Sensizlik üzerine yazılmış metinde "Çember daralmakta akrep" sözlerinden "bildiğin her can...." sözlerine kadar uzanan kısmı hiç değiştirmeden yazın.

• _Metin bölümü_
***
SENSİZLİĞE BİLE.....

23-02-2018

Önce biraz ağladılar; ama alıştılar şimdi. Aşağılık insanoğlu her şeye alışır!
         (Suç ve Ceza, Dostoyevski)
                                  SENSİZLİĞE BİLE.....

Gece kirli, sen kirli, hayat kirli, dibine kadar bütün zerrelerince kirlenmişsin.
İd ve süper egon ha birbirini vurdu ha vuracak, öldürecek.
Egon bile barışı sağlayamaz artık her şey allak bullak.İntiharın gözlerindesin, uçurumların ezgisinde Farid Farjad'la keman ağlatmaktasın...
Bunalımlar yoldaşın,depresyonlar gözyaşlarına selpak olmuş..Ümitsizsin,çaresizsin.Her şey kötü. Olabildiğince kötü, hiçbir iyi şey yok varsa da sen KÖR o EBE...
Çember daralmakta akrep gibi kendini ha soktun ha sokacaksın, padişah olsan kar etmez; mazlum olsan gücün yetmez…
Ateşten çemberler çizilmiş alnına artık kaçacak yerin sığınacak limanın kalmadı..Bir bir tükettin;önce dostlarını sonra şehri ve nihayetinde kendini...
Dur ve bir kendine bak sen kimsin, nerden gelirsin, nereye gidersin?
Sus ve kâinatı dinle; susturamayacağın kâinatı sükûnetle uhuletle dinle…
Bak kâinat gerçekleri yüzüne çarpıyor mavi dalgalar gibi çırılçıplak.
Para yok,dert çok....in-san  yok, her yakının ihanet;intiharda artıkyakın bildiğin her can....
Hastalık, everest; derman, gözlerinde ateşli bir zaman ve sabra direnen...
***
• _Verilen malzeme_
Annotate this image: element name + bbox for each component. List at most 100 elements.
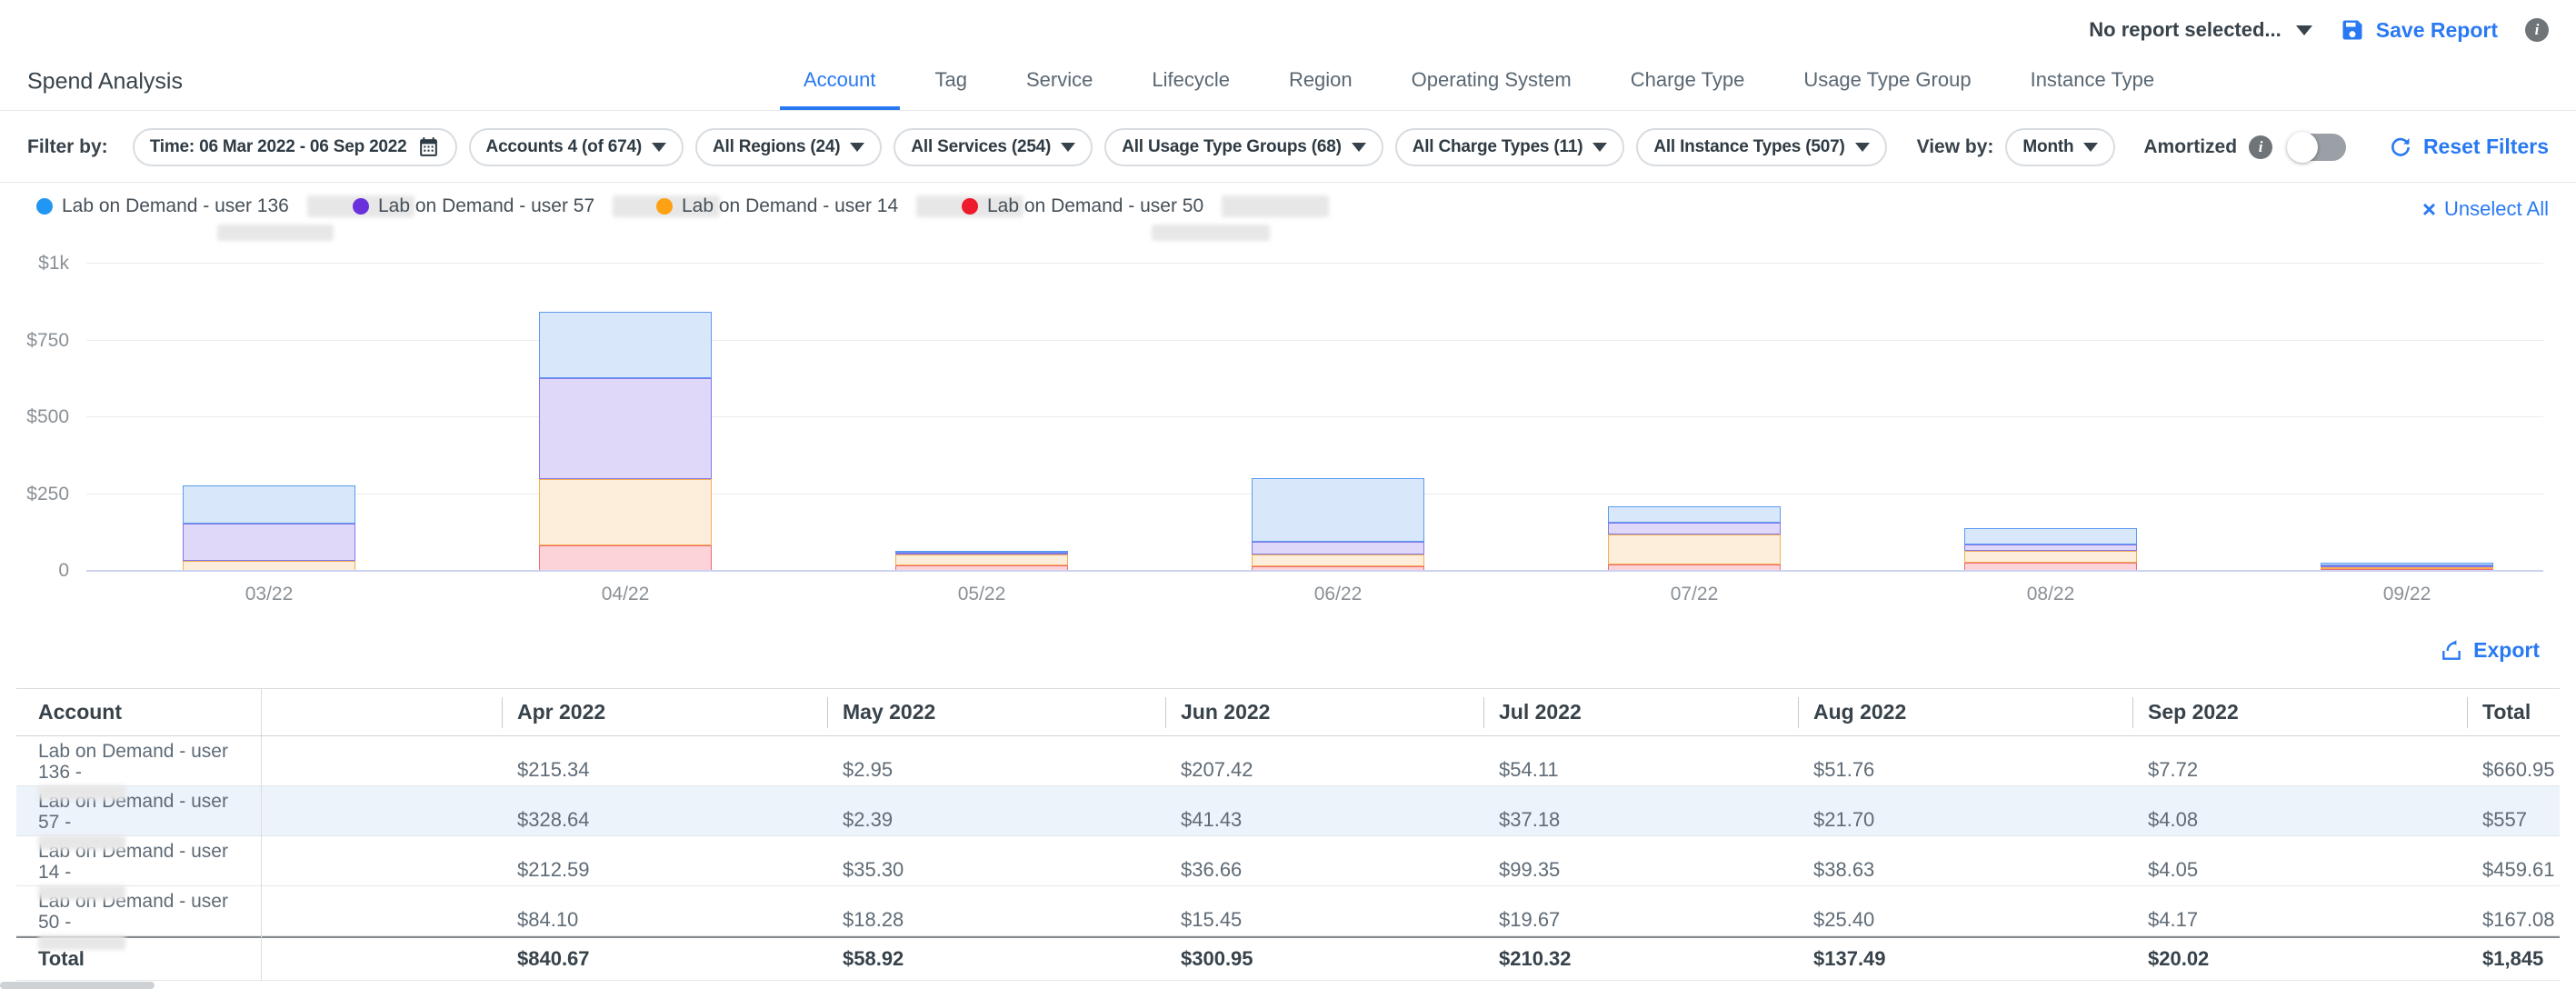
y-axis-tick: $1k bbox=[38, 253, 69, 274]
***
• _Bu görevin yanıtı_
Çember daralmakta akrep gibi kendini ha soktun ha sokacaksın, padişah olsan kar etmez; mazlum olsan gücün yetmez…
Ateşten çemberler çizilmiş alnına artık kaçacak yerin sığınacak limanın kalmadı..Bir bir tükettin;önce dostlarını sonra şehri ve nihayetinde kendini...
Dur ve bir kendine bak sen kimsin, nerden gelirsin, nereye gidersin?
Sus ve kâinatı dinle; susturamayacağın kâinatı sükûnetle uhuletle dinle…
Bak kâinat gerçekleri yüzüne çarpıyor mavi dalgalar gibi çırılçıplak.
Para yok,dert çok....in-san  yok, her yakının ihanet;intiharda artıkyakın bildiğin her can....